### Your instructions
Work through the records below and tally every line containing "this". Reply with the total alone.

[Start]

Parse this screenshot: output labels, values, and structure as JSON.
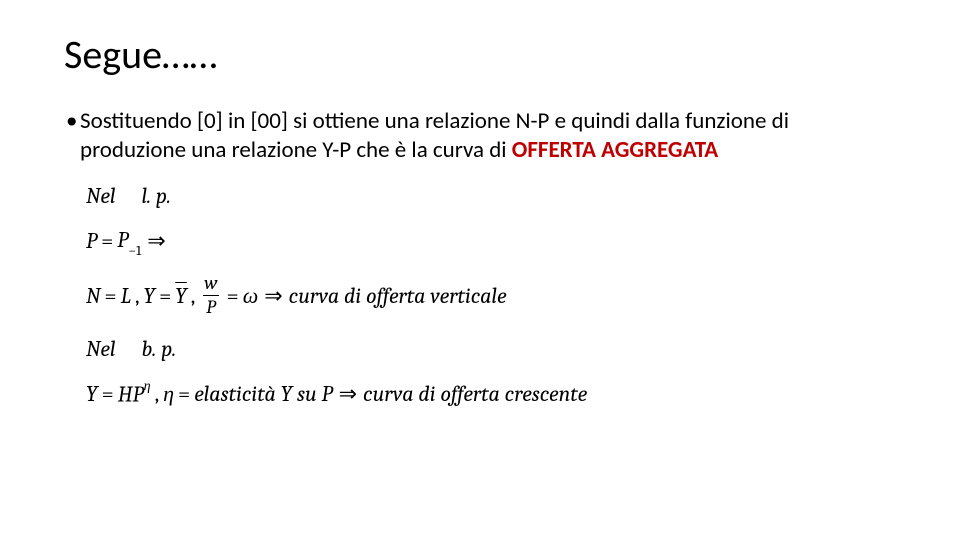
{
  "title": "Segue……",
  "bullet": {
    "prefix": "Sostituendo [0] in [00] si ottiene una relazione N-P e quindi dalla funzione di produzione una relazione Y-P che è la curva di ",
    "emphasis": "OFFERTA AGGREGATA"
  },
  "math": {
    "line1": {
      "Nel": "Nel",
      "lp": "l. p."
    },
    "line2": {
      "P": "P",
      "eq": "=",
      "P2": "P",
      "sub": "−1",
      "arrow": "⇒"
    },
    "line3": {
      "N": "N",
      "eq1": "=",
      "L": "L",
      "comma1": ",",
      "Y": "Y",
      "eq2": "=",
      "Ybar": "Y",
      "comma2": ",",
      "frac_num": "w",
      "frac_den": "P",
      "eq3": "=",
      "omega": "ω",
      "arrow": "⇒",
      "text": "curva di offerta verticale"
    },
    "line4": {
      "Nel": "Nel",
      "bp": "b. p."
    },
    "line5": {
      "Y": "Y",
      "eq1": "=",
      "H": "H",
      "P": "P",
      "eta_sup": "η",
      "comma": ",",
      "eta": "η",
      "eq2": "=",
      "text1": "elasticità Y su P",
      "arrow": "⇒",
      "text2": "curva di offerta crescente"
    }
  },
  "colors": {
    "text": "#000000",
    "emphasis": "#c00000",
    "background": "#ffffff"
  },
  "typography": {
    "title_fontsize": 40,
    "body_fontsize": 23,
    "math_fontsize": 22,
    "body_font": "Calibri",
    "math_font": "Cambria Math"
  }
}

[End]
[Start]

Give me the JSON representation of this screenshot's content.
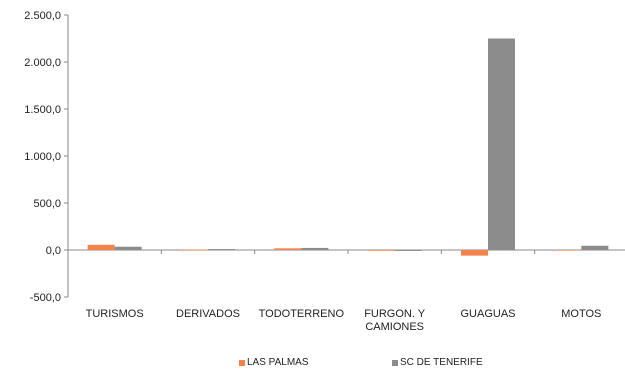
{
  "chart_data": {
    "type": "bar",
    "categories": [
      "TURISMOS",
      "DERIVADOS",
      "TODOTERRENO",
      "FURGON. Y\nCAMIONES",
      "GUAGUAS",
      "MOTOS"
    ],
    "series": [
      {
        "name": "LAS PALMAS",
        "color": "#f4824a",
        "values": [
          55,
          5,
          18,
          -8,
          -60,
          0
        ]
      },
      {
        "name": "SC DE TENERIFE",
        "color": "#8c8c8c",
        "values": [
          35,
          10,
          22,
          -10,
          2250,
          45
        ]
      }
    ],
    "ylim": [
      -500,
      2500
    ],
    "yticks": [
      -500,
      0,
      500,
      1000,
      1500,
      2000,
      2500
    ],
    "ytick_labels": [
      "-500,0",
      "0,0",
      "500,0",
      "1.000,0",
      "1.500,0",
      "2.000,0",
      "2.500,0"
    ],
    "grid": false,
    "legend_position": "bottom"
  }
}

[End]
[Start]

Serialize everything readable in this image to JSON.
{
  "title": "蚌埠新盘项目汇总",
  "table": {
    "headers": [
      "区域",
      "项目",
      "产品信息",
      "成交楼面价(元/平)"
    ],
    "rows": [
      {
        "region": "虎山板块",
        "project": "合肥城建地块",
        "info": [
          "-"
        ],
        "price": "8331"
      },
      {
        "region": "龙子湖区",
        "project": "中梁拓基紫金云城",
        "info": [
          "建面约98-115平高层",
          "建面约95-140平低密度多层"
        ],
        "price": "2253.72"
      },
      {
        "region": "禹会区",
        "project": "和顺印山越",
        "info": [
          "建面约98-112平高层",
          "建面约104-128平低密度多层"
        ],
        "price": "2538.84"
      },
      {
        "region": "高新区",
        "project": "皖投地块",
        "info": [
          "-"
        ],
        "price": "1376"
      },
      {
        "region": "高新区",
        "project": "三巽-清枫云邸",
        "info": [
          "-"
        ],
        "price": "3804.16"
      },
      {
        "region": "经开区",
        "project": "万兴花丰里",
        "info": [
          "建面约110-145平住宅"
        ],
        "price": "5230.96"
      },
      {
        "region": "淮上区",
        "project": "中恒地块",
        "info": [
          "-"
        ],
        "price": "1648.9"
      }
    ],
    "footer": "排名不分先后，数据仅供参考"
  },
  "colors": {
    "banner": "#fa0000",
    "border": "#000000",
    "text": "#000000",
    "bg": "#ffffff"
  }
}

[End]

### Response below
3